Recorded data
· · ·
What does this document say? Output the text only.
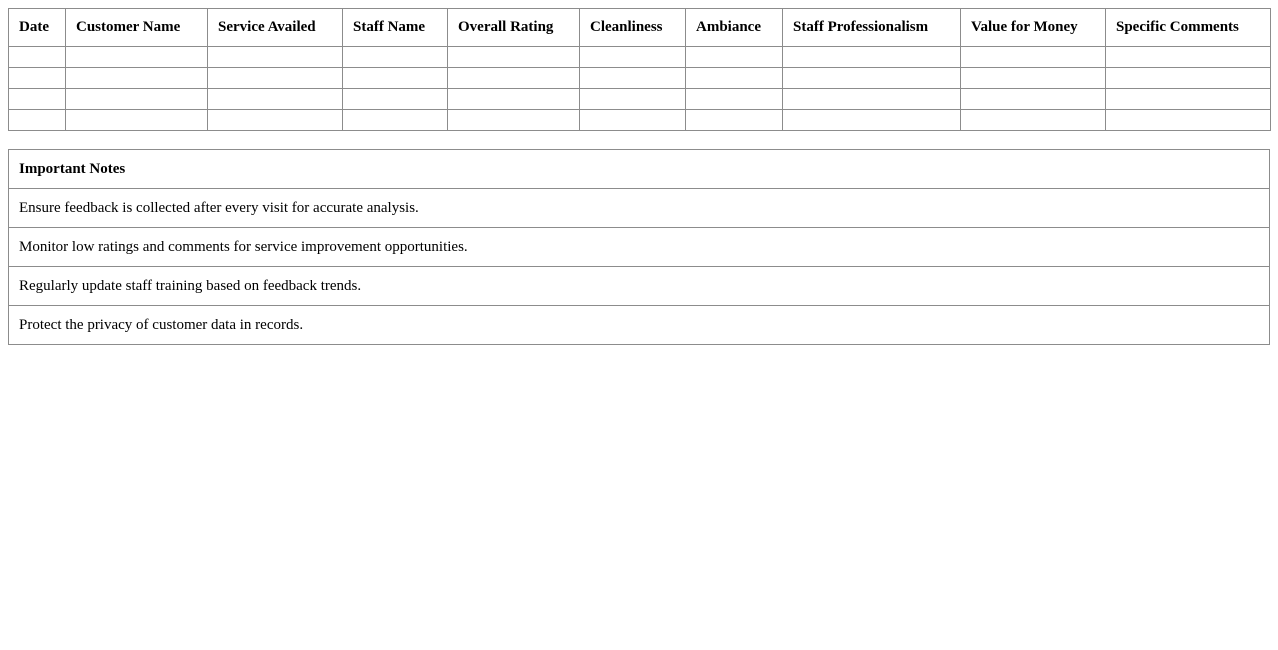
Date	Customer Name	Service Availed	Staff Name	Overall Rating	Cleanliness	Ambiance	Staff Professionalism	Value for Money	Specific Comments

Important Notes
Ensure feedback is collected after every visit for accurate analysis.
Monitor low ratings and comments for service improvement opportunities.
Regularly update staff training based on feedback trends.
Protect the privacy of customer data in records.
· · ·
_Job_
Copy the listing exactly. Any image in it stays out of the copy.

_Written reply_
What does this document say? Output the text only.
Date	Customer Name	Service Availed	Staff Name	Overall Rating	Cleanliness	Ambiance	Staff Professionalism	Value for Money	Specific Comments

Important Notes
Ensure feedback is collected after every visit for accurate analysis.
Monitor low ratings and comments for service improvement opportunities.
Regularly update staff training based on feedback trends.
Protect the privacy of customer data in records.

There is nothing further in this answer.